Copy out all lines that hold "this".

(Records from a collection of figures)
☆ ☆ ☆ ☆ ☆

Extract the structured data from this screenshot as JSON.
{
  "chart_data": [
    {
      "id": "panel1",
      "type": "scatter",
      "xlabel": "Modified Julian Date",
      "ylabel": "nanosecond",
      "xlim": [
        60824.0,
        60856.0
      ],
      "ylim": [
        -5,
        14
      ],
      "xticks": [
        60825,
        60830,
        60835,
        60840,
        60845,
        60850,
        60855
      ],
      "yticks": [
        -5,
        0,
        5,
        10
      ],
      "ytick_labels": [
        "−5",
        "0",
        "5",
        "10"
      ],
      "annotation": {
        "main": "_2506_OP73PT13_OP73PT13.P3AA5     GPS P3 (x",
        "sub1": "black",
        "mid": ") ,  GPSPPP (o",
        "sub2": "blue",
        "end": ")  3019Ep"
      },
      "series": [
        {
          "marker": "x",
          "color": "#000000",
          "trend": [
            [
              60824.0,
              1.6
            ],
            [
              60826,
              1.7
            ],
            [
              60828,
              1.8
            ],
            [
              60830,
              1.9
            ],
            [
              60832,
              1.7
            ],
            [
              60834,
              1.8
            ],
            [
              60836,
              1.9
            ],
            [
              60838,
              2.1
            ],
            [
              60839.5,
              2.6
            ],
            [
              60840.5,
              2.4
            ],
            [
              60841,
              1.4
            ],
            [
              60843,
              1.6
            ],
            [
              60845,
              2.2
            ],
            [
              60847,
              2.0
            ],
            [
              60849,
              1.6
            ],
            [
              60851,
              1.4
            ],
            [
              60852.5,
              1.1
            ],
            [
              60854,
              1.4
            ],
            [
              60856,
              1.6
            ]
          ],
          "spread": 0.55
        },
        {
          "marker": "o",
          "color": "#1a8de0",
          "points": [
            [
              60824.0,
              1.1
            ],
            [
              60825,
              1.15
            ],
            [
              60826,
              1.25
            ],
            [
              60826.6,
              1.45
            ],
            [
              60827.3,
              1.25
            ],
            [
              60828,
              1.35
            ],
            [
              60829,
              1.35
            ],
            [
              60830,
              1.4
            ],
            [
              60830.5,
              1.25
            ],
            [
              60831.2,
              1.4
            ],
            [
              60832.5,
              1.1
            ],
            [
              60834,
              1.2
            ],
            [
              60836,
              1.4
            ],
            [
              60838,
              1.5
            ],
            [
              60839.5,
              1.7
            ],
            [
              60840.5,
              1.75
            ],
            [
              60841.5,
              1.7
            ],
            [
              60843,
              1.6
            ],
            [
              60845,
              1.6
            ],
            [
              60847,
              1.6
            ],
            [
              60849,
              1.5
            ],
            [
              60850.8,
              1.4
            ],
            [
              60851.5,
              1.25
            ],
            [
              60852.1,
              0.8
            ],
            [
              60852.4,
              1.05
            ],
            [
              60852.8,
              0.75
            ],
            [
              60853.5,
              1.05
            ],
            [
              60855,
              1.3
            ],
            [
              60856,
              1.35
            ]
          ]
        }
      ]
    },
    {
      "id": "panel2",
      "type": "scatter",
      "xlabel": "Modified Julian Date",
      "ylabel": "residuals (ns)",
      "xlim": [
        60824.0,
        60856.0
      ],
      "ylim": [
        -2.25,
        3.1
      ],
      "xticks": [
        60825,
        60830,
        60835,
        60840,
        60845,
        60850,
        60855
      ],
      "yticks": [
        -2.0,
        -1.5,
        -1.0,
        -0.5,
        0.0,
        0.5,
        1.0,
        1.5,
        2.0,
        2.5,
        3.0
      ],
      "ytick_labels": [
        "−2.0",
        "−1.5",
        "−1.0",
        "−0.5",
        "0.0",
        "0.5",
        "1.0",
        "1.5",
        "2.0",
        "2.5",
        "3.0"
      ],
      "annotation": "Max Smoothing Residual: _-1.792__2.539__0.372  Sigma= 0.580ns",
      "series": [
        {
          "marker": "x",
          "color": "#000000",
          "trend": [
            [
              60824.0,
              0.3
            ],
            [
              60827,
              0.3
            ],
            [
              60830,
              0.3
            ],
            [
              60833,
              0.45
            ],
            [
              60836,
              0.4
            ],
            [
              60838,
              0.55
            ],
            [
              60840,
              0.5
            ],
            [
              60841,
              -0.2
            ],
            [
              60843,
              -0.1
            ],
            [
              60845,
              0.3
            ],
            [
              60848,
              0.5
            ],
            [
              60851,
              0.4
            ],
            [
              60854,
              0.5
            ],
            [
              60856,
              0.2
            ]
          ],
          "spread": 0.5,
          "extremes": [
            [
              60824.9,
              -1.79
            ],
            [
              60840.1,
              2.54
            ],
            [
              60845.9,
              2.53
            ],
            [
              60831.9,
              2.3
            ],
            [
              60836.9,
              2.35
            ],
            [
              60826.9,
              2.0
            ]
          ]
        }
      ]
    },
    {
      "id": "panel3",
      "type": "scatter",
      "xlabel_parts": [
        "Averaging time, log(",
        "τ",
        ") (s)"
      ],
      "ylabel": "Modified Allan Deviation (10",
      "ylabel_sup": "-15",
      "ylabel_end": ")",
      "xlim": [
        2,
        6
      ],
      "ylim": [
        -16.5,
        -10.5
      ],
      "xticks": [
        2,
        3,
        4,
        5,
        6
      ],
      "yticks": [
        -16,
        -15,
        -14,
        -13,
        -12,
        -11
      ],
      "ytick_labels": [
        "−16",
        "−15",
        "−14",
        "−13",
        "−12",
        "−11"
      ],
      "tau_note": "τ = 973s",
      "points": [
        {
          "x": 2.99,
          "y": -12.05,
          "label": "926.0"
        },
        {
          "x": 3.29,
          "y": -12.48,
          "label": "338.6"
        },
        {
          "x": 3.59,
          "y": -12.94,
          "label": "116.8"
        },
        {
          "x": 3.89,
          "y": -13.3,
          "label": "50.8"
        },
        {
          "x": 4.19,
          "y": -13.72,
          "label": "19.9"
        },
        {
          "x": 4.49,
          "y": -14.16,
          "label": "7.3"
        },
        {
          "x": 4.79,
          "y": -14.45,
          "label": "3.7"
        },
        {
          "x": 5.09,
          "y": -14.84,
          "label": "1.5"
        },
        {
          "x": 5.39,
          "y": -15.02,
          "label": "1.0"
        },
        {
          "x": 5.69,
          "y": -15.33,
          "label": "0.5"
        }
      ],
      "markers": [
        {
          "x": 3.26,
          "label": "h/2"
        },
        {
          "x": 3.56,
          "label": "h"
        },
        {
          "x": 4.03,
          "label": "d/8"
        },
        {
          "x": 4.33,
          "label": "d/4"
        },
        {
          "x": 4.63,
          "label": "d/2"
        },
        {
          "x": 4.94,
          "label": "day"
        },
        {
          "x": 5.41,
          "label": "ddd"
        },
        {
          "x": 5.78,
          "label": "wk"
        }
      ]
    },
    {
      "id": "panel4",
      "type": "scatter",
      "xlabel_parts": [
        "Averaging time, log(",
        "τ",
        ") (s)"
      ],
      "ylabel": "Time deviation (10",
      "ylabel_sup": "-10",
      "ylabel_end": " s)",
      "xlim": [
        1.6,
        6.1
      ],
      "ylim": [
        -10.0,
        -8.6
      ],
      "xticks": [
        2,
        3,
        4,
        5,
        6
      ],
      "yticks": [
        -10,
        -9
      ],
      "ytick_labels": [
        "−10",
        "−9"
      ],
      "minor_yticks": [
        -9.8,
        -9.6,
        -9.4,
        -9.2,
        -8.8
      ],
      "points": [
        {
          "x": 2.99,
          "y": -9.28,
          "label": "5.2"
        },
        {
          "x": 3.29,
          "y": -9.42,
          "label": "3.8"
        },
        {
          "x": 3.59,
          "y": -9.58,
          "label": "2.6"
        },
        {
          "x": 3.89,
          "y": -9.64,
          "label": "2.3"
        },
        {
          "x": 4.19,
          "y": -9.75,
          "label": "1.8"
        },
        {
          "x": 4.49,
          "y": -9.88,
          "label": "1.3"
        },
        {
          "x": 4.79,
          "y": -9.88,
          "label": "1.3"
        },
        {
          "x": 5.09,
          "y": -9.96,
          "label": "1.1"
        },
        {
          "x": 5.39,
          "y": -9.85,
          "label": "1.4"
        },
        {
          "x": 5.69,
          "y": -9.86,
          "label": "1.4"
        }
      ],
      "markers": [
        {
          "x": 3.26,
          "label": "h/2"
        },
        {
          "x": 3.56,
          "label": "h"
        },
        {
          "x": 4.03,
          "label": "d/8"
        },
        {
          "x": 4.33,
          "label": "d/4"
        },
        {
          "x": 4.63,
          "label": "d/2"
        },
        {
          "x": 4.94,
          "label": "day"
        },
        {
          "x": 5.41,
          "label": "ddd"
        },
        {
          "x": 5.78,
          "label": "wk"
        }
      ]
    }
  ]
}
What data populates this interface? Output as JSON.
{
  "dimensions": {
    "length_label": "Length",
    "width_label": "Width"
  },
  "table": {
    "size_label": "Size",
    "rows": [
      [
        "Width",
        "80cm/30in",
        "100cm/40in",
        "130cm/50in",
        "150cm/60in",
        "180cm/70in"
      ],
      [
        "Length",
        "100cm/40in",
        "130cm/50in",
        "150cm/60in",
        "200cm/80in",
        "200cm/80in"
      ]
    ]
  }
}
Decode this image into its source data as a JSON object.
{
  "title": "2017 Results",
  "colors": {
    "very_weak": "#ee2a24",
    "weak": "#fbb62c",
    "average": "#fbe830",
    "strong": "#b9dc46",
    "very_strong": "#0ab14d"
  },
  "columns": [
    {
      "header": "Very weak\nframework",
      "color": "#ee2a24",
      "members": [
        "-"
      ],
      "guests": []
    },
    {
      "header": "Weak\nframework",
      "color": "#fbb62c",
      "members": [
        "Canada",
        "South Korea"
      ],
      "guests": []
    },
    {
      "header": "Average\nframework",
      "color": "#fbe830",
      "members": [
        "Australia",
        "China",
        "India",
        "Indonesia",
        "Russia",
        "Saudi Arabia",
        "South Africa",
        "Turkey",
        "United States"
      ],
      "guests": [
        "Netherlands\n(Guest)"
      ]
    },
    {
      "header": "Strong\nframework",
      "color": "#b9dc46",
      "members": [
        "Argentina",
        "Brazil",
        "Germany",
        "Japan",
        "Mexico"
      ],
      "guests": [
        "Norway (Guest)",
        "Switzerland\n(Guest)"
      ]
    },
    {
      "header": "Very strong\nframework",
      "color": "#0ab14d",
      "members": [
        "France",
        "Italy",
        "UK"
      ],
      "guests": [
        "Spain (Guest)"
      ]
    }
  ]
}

☆ ☆ ☆ ☆ ☆

*EXERCISE RESPONSE*
Extract the structured data from this screenshot as JSON.
What data populates this interface? Output as JSON.
Decode this image into its source data as a JSON object.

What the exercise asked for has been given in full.